▸ **Problem description**
Report how many lines contain "this"; state the number and nothing else.

[Stored data]
++++++++++

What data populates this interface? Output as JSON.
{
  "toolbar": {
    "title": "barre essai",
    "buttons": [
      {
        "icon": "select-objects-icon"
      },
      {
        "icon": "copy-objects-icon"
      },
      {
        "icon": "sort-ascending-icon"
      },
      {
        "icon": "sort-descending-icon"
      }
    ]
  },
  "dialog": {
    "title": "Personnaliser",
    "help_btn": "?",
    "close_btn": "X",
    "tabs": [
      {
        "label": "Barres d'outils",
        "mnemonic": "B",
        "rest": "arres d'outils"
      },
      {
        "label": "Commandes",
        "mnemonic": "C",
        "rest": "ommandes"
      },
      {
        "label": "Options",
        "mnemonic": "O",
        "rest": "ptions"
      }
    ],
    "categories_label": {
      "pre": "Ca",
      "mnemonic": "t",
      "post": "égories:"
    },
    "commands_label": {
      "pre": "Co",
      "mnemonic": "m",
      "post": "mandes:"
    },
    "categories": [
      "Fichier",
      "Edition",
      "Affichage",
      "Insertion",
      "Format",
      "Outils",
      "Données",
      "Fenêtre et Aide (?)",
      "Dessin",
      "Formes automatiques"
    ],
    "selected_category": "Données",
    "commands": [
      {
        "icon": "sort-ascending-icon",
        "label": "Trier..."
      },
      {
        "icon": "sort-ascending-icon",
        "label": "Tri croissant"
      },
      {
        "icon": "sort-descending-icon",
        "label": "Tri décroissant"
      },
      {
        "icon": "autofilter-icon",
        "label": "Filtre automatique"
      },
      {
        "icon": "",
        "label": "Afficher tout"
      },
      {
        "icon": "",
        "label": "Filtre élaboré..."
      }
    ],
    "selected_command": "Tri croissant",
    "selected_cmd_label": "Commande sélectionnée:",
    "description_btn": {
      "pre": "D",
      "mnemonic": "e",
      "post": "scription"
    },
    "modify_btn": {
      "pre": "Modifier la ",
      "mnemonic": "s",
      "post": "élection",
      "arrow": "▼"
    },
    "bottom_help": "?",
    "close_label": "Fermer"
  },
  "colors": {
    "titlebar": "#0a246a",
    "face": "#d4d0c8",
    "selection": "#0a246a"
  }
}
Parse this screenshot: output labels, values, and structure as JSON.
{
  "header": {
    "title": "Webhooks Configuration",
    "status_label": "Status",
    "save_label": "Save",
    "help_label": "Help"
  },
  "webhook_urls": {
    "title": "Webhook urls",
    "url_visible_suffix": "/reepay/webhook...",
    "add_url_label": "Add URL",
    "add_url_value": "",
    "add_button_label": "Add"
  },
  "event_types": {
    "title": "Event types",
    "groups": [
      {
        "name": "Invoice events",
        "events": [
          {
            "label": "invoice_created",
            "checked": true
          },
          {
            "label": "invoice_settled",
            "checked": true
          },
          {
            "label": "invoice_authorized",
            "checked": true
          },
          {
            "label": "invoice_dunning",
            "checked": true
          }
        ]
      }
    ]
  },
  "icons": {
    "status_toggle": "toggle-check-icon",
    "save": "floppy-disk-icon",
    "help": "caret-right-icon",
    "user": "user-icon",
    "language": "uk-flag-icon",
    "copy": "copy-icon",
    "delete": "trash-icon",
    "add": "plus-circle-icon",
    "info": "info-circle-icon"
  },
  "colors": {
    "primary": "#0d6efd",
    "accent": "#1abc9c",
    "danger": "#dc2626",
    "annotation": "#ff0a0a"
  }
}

++++++++++

▸ **Complete response**
2